_GIVEN INSTRUCTION:_
Return each line of the data below verbatim; pictures are to be left out.

****

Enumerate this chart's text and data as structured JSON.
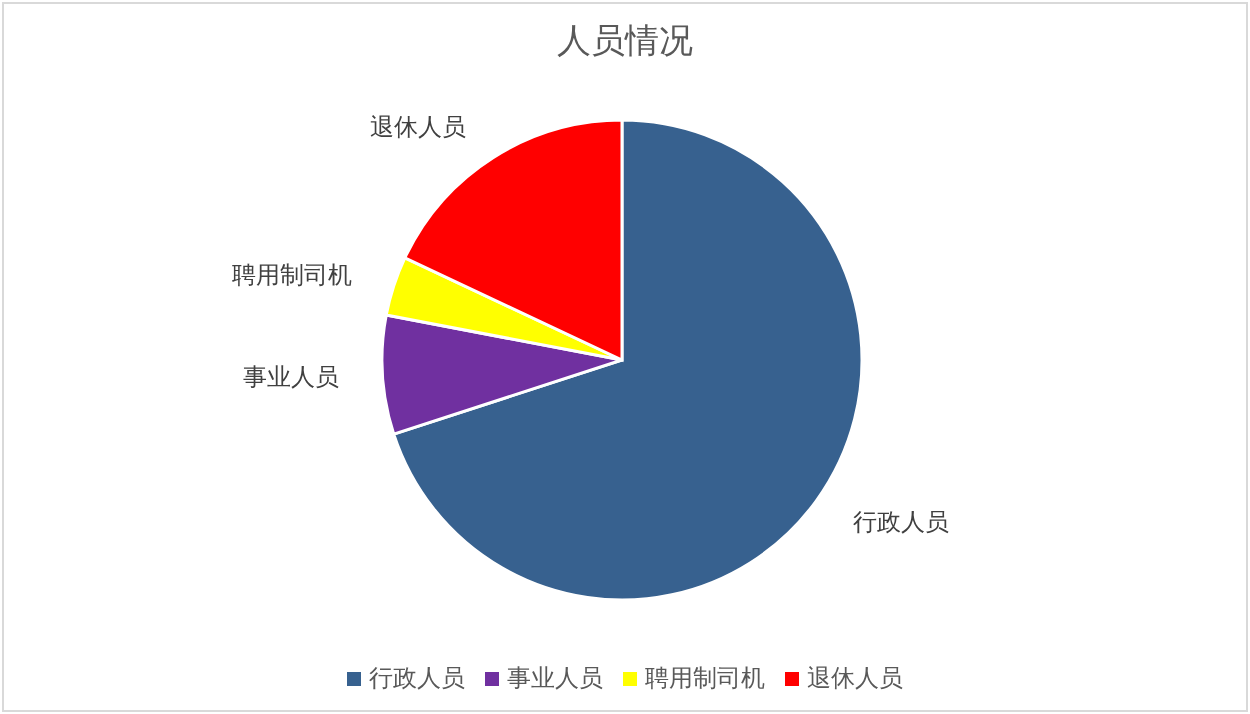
{
  "chart_data": {
    "type": "pie",
    "title": "人员情况",
    "categories": [
      "行政人员",
      "事业人员",
      "聘用制司机",
      "退休人员"
    ],
    "values": [
      70,
      8,
      4,
      18
    ],
    "colors": [
      "#37618f",
      "#7030a0",
      "#ffff00",
      "#ff0000"
    ],
    "legend": "bottom"
  }
}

****

_OUTPUT FOR THIS TASK:_
Enumerate this chart's text and data as structured JSON.
{
  "chart_data": {
    "type": "pie",
    "title": "人员情况",
    "categories": [
      "行政人员",
      "事业人员",
      "聘用制司机",
      "退休人员"
    ],
    "values": [
      70,
      8,
      4,
      18
    ],
    "colors": [
      "#37618f",
      "#7030a0",
      "#ffff00",
      "#ff0000"
    ],
    "legend": "bottom"
  }
}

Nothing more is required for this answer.